- **Aim of the exercise**: Show all lines from the listing below that contain "регионального".

- **Given records**:
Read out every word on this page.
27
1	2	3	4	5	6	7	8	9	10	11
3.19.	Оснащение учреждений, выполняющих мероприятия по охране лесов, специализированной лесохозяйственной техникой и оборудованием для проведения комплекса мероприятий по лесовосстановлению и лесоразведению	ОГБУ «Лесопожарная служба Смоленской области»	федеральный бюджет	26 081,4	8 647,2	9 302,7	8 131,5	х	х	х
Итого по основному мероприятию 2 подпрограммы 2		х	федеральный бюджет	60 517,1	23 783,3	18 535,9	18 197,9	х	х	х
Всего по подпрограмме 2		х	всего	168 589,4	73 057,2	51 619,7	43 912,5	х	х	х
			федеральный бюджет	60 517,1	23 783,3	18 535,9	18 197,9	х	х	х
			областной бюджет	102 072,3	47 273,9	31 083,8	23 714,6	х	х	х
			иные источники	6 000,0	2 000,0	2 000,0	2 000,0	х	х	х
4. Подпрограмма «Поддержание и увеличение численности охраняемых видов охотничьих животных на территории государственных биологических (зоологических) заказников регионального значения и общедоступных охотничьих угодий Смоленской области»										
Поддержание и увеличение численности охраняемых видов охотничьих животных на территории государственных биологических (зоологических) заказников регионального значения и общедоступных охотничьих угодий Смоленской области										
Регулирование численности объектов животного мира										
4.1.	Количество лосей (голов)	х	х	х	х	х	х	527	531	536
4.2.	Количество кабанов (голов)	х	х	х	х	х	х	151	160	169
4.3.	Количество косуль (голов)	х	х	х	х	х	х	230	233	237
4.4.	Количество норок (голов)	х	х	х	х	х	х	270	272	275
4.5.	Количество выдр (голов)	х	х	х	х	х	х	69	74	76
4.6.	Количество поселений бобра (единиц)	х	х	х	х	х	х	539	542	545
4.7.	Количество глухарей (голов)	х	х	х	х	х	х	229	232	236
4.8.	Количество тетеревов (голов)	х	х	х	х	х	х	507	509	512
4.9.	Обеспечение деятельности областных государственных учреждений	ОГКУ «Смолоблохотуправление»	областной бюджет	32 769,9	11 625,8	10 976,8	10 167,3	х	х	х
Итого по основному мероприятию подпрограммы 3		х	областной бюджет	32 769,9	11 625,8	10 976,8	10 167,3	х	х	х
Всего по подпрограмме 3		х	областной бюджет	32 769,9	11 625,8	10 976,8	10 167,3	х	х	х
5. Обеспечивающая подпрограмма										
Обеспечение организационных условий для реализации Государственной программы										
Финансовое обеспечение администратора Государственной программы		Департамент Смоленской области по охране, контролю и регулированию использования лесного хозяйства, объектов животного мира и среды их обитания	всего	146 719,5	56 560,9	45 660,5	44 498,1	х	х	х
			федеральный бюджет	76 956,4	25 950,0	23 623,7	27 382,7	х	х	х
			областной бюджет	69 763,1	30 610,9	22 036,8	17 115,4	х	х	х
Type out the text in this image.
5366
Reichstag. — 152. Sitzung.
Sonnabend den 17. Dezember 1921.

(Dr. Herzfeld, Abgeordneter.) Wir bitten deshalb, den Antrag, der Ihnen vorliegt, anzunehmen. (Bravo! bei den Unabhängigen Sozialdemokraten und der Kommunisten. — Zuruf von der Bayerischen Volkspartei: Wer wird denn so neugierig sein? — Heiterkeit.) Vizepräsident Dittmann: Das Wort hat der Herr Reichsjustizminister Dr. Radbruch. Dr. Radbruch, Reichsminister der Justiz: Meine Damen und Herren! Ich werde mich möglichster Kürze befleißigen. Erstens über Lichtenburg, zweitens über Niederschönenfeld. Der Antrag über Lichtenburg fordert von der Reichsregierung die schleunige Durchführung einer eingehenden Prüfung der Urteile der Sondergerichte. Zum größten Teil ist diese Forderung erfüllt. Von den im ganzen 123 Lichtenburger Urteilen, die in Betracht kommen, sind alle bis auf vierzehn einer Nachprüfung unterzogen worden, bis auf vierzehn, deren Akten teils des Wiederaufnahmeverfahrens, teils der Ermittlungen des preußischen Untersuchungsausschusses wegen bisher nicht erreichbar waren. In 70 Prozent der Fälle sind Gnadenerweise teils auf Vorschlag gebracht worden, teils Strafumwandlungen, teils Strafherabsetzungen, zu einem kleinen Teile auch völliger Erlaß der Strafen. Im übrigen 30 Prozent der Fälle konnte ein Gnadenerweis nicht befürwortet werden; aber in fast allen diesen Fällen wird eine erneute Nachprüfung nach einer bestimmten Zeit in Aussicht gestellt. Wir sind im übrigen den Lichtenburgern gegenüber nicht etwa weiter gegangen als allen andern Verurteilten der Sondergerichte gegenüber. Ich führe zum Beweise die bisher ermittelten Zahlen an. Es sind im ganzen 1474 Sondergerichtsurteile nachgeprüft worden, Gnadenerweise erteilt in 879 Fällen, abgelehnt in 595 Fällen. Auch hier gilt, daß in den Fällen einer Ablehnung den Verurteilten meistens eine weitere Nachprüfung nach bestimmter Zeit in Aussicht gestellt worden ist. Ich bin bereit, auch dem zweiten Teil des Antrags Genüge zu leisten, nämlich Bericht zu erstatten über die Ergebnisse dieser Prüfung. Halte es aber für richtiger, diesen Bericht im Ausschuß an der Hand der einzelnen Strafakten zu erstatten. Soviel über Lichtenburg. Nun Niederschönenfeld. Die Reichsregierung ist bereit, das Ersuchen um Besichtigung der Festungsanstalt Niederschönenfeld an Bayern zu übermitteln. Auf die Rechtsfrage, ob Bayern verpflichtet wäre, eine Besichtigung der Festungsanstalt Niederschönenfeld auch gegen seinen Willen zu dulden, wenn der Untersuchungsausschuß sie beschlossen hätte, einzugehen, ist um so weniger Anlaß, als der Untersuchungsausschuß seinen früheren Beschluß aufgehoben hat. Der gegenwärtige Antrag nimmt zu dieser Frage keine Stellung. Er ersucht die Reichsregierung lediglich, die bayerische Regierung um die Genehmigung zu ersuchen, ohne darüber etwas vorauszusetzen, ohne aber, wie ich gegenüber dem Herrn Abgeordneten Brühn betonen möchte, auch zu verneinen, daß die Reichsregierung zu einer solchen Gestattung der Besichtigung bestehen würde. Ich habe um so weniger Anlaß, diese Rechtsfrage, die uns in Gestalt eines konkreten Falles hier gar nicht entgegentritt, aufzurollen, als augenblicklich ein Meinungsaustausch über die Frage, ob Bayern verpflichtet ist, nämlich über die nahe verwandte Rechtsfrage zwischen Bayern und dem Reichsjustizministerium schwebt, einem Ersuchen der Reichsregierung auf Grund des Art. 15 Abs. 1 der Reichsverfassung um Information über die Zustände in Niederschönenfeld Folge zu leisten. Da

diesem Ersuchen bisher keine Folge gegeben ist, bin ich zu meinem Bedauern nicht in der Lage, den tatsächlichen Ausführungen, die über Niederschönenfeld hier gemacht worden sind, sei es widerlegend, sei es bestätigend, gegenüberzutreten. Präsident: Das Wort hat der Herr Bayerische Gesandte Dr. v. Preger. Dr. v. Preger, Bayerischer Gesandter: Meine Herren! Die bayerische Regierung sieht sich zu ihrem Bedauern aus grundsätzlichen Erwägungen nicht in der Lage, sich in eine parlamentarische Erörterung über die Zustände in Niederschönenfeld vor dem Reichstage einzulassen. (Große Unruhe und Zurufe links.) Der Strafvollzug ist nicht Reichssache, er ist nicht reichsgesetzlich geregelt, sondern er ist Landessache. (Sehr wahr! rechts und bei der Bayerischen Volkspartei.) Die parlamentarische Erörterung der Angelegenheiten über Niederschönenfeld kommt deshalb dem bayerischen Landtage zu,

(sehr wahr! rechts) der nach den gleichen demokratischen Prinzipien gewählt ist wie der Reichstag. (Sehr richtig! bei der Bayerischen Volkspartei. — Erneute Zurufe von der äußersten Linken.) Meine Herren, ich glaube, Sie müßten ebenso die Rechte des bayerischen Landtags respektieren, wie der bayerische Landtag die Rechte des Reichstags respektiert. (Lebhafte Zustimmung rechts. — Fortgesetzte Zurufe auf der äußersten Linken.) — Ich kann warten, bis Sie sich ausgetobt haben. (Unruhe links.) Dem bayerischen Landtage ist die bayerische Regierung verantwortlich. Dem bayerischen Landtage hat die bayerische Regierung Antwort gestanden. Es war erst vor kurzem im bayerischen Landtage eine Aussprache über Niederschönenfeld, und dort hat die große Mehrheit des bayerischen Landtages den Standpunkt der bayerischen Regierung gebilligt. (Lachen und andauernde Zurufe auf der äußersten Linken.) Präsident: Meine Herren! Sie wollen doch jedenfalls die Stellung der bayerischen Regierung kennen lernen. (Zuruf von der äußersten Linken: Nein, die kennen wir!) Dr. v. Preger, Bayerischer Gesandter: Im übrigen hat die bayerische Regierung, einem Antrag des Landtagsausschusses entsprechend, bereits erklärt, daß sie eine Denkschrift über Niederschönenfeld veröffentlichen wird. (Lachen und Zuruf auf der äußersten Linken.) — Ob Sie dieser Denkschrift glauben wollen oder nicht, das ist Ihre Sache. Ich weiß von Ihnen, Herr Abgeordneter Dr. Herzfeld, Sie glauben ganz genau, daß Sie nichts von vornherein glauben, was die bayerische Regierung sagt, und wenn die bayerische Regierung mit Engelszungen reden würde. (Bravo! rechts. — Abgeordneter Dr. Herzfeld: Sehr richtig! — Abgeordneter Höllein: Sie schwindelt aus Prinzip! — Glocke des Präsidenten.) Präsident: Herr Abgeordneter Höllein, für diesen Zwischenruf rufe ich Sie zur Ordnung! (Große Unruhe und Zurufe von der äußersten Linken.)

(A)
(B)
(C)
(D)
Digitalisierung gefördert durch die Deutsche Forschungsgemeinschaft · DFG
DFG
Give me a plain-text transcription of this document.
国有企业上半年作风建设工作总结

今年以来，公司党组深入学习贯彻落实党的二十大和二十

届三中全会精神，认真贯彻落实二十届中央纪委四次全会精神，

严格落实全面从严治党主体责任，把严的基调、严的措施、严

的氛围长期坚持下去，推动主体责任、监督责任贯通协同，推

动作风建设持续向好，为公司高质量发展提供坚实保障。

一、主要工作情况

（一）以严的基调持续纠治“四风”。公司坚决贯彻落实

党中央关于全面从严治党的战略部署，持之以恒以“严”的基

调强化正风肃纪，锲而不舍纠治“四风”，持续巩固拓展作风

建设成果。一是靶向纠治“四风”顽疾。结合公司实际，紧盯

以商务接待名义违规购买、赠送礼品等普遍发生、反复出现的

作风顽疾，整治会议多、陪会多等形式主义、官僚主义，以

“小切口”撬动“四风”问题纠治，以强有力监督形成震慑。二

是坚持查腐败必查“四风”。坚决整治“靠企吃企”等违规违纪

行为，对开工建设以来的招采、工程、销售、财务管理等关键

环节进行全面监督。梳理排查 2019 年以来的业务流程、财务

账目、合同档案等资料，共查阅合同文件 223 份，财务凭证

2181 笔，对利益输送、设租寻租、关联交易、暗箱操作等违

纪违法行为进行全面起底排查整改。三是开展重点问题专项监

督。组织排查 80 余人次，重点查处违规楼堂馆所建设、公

- **The completed task**:
4. Подпрограмма «Поддержание и увеличение численности охраняемых видов охотничьих животных на территории государственных биологических (зоологических) заказников регионального значения и общедоступных охотничьих угодий Смоленской области»										
Поддержание и увеличение численности охраняемых видов охотничьих животных на территории государственных биологических (зоологических) заказников регионального значения и общедоступных охотничьих угодий Смоленской области										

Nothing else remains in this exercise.